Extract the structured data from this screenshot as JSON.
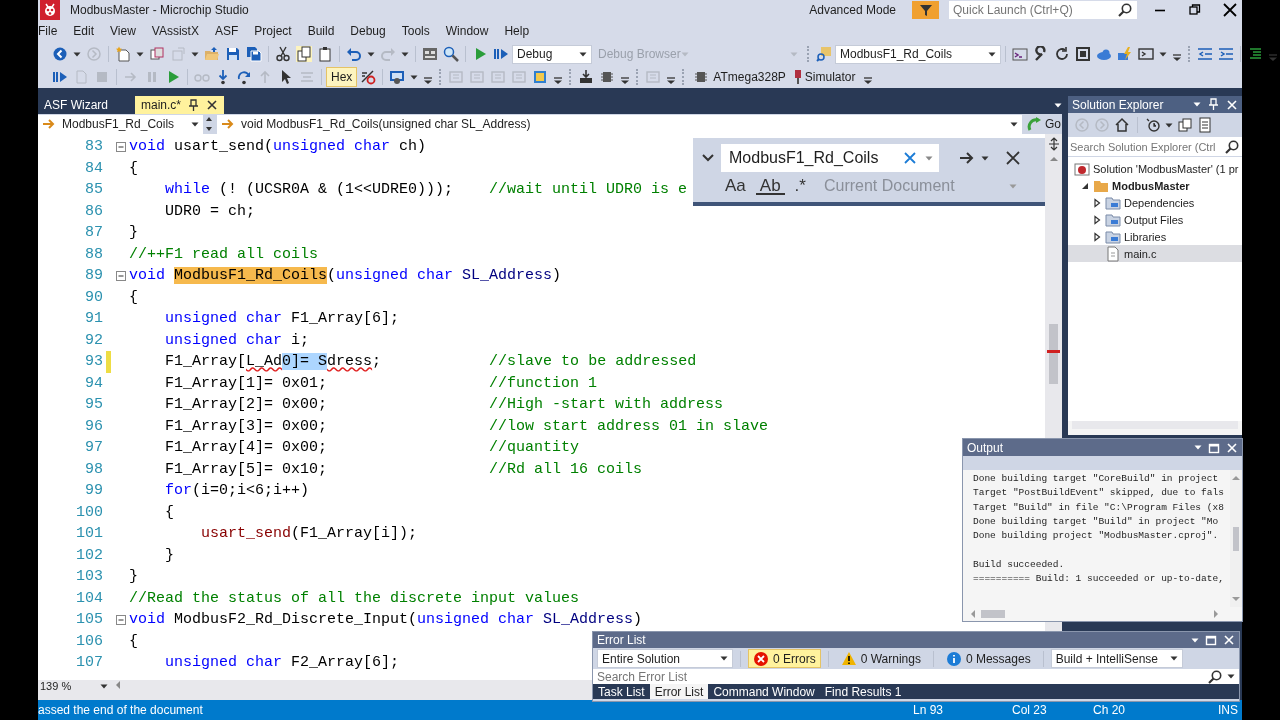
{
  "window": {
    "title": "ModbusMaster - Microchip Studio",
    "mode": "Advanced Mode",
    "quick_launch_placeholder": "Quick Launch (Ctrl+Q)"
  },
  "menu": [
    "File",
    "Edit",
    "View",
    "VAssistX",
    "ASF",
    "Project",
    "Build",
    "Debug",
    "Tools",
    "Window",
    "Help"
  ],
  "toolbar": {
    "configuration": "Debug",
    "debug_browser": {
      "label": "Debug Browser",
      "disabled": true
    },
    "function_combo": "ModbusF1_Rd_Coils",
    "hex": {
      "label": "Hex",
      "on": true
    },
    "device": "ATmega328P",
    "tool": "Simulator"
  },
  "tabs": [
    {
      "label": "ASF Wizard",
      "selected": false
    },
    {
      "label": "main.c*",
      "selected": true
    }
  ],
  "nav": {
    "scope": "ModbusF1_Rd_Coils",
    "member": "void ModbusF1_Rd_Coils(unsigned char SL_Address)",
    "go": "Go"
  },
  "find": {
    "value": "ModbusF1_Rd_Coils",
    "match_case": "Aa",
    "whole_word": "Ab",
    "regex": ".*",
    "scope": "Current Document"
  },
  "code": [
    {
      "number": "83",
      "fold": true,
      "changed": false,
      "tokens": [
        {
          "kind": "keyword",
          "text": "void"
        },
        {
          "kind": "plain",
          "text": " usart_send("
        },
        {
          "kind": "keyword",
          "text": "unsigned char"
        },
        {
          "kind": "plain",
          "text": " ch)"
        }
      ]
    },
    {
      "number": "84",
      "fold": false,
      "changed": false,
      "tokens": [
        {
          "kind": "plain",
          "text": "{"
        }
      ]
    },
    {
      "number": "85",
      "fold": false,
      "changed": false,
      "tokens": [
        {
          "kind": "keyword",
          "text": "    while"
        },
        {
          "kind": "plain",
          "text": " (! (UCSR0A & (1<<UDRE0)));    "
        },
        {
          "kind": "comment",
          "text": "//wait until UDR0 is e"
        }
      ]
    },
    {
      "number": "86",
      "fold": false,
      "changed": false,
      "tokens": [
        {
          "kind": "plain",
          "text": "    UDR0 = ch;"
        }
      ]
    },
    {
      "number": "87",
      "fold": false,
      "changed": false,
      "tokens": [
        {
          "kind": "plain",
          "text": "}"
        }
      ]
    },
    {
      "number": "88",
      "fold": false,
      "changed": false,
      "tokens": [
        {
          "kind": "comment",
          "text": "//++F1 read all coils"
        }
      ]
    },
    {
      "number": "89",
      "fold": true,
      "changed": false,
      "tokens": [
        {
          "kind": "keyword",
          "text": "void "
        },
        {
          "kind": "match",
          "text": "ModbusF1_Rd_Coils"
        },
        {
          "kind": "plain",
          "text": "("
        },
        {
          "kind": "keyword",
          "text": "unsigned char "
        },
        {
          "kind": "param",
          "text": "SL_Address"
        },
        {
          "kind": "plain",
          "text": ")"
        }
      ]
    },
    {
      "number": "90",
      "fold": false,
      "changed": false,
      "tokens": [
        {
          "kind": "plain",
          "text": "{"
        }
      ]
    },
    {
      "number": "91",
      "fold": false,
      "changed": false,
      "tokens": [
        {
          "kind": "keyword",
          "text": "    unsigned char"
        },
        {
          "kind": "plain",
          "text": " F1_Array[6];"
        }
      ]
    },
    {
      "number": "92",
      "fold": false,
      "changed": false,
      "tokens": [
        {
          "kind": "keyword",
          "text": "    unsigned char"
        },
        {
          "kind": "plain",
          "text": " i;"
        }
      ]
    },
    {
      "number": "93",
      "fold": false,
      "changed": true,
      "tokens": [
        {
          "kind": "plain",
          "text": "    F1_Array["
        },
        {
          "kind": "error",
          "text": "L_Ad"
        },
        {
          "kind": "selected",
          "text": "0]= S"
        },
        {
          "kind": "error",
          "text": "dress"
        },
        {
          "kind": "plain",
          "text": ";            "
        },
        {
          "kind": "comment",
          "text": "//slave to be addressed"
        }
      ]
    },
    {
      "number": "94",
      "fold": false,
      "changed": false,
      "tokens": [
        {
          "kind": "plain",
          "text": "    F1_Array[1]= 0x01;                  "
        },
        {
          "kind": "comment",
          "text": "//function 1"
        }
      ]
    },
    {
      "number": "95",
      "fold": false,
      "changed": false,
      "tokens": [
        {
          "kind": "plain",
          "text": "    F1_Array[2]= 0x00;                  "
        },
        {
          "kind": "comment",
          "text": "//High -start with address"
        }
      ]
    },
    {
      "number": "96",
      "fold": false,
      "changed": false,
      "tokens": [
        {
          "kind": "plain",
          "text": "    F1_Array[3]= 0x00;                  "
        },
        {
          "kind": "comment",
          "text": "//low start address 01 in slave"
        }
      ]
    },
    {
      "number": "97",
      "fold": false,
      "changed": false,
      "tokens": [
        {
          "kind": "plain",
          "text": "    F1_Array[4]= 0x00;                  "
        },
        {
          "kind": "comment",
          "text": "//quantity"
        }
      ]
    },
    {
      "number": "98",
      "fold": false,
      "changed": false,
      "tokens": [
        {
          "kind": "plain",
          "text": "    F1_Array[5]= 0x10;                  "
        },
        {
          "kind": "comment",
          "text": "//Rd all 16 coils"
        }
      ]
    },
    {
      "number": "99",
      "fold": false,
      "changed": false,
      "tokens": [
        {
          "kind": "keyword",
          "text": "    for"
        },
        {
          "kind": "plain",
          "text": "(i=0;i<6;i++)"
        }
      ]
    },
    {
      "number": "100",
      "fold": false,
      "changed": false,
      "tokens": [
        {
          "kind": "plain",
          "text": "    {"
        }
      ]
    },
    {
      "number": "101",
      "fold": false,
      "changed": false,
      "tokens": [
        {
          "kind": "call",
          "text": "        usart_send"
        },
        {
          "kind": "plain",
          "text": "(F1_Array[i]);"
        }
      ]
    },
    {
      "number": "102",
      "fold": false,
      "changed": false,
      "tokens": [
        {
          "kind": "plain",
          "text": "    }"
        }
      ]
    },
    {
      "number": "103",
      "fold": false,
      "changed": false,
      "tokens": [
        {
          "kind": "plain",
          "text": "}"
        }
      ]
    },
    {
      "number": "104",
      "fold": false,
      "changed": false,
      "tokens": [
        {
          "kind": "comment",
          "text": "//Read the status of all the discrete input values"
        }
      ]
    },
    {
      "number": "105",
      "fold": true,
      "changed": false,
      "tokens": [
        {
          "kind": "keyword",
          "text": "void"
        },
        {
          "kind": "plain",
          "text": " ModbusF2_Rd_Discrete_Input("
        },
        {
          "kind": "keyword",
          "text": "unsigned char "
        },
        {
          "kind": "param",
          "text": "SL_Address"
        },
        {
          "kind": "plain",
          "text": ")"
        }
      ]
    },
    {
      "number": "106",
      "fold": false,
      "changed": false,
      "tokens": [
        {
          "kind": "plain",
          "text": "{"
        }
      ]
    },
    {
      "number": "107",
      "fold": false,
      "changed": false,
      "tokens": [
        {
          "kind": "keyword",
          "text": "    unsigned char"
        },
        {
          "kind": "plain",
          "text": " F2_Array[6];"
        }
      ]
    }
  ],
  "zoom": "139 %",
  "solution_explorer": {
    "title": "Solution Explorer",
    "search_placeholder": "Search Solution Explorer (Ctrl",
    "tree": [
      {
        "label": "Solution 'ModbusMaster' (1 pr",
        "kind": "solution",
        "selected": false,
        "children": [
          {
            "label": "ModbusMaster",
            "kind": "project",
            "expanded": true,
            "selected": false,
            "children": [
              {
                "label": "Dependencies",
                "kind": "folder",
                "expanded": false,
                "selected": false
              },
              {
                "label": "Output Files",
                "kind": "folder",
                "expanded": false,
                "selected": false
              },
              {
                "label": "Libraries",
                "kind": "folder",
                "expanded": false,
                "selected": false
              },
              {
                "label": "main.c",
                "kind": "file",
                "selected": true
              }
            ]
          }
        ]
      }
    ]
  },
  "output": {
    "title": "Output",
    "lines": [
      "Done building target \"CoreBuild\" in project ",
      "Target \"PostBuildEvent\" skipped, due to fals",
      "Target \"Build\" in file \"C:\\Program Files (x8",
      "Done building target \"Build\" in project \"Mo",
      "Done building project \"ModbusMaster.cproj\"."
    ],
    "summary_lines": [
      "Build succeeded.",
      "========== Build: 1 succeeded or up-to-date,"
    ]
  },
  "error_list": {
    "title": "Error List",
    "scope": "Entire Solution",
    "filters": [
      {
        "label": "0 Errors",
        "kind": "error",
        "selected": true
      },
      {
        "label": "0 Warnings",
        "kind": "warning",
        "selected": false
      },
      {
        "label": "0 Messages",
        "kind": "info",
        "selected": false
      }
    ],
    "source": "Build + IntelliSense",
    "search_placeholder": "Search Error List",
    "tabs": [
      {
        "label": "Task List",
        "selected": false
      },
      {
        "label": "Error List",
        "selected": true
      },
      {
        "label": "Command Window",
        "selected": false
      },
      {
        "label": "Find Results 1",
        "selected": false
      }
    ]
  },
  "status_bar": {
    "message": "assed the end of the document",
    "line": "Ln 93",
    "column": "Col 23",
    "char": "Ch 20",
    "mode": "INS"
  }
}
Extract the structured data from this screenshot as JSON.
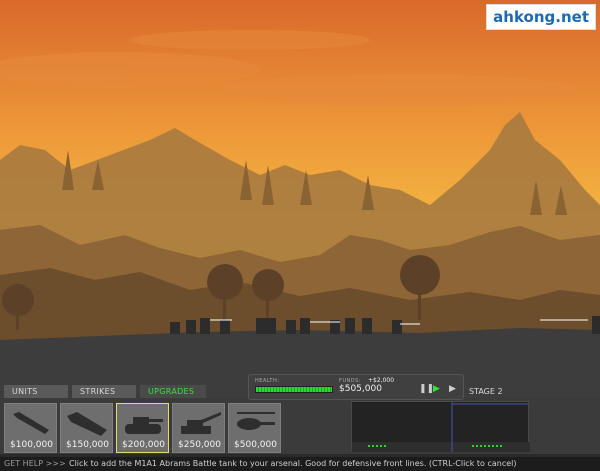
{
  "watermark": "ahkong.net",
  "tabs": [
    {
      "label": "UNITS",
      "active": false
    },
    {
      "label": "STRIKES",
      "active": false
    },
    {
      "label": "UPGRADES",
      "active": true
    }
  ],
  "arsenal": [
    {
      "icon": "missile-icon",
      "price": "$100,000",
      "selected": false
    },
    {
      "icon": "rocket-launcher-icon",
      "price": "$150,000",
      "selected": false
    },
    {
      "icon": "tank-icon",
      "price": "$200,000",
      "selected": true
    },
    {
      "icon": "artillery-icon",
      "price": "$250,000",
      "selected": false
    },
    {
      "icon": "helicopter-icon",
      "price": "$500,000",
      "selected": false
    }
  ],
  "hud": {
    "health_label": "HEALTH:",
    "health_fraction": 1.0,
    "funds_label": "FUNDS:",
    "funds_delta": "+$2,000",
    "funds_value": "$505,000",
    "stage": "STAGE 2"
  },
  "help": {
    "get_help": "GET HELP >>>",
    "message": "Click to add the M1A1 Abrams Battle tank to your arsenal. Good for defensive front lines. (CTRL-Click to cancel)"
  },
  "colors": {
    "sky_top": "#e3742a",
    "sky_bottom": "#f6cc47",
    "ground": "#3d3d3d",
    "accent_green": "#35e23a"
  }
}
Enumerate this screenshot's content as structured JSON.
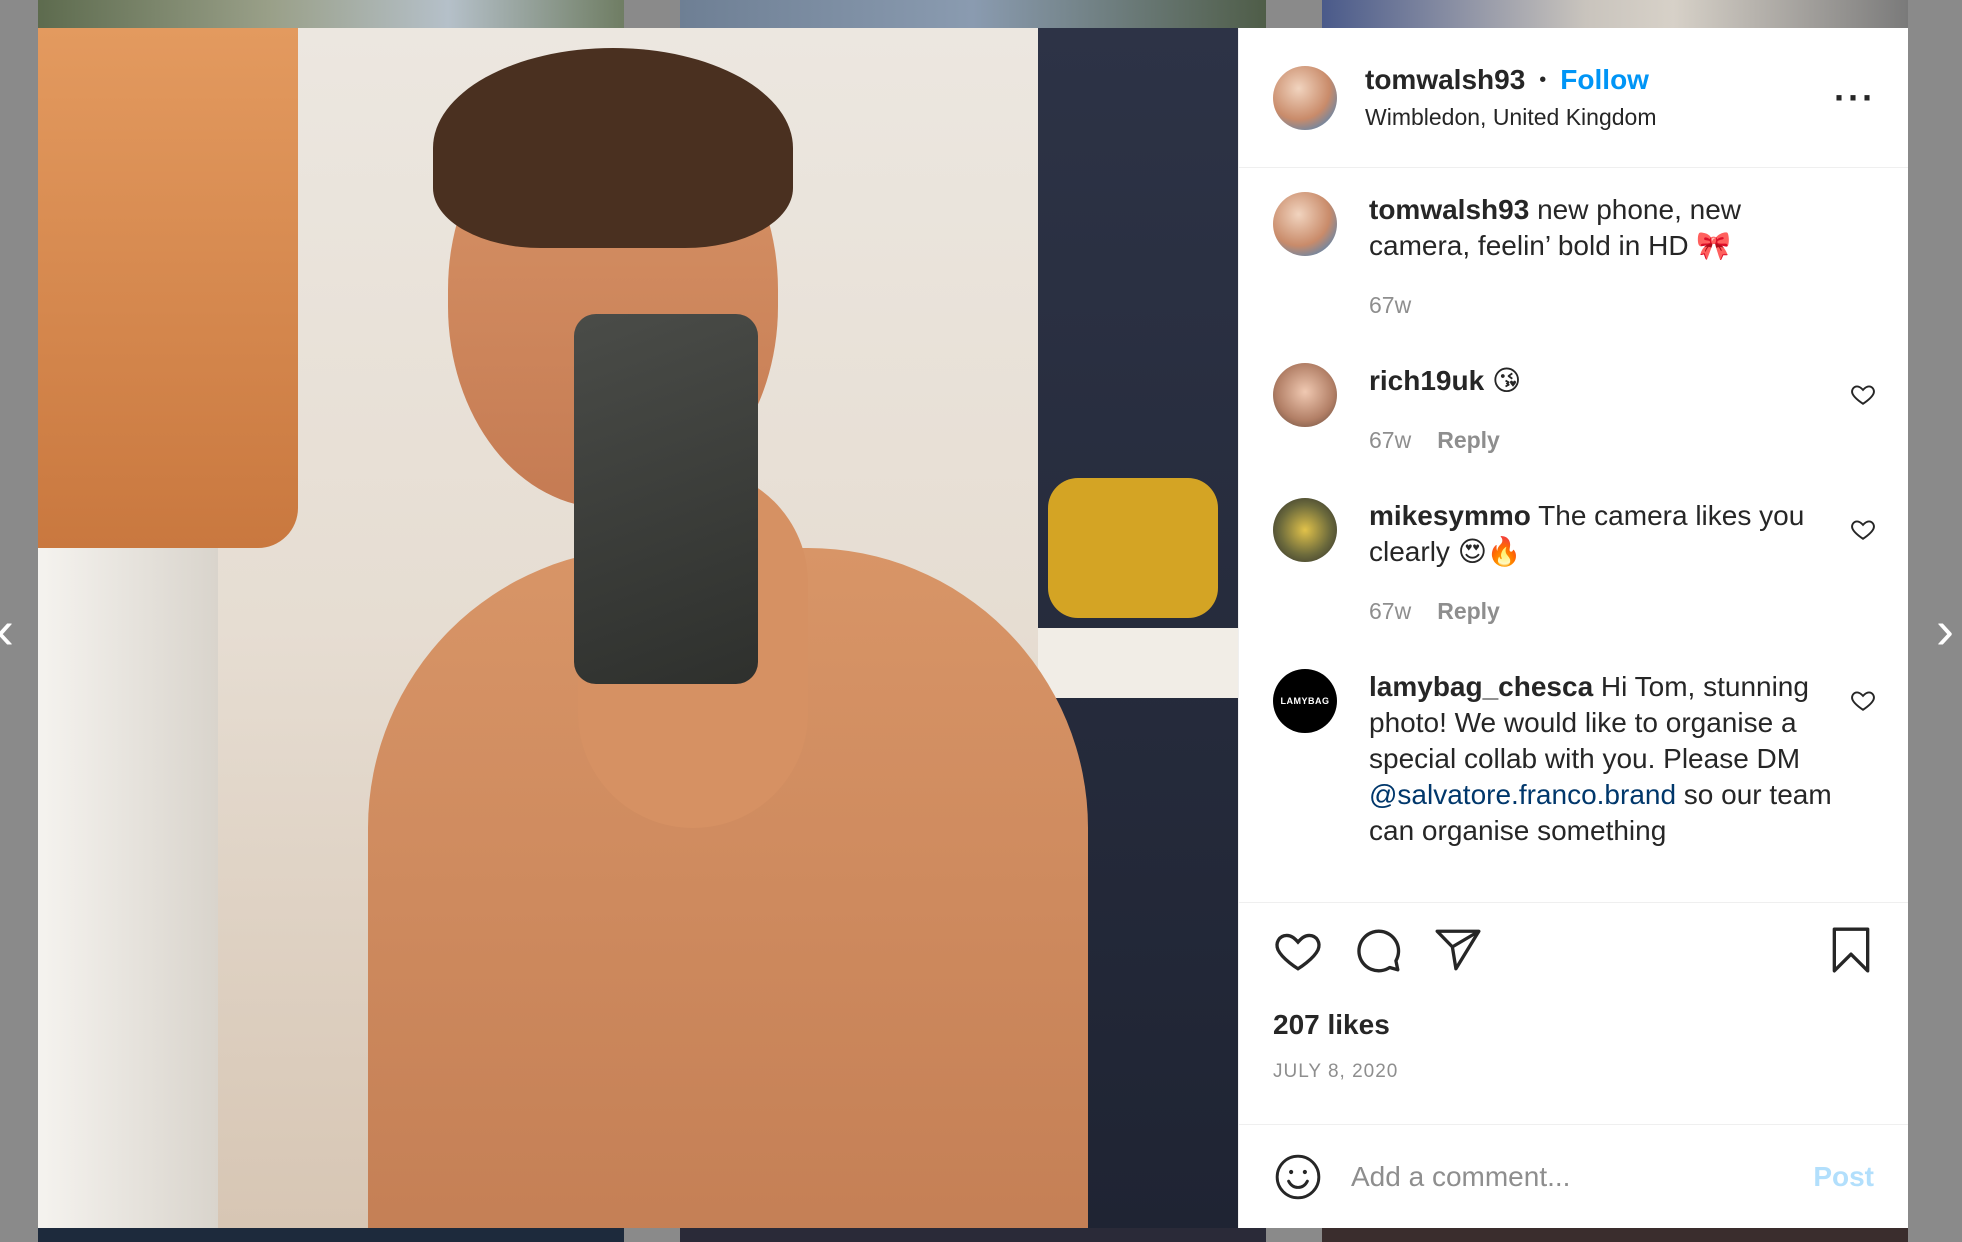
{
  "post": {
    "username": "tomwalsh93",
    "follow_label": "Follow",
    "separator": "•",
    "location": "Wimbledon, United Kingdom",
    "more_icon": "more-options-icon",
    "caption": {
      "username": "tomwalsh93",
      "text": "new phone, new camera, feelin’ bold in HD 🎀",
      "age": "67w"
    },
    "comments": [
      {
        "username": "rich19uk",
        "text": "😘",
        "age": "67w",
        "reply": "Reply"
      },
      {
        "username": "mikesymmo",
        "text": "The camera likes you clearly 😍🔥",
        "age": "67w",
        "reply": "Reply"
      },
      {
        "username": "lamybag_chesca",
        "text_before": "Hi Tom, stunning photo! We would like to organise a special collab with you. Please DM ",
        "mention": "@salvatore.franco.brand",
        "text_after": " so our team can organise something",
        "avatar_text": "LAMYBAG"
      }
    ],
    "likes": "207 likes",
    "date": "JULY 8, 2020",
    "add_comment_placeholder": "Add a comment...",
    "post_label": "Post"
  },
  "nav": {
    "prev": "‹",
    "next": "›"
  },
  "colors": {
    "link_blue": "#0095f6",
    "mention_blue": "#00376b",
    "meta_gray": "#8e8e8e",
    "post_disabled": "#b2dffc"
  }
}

——

AIM OF THE TASK: In the records above, collect each line with "camera".

REPLY:
      "text": "new phone, new camera, feelin’ bold in HD 🎀",
        "text": "The camera likes you clearly 😍🔥",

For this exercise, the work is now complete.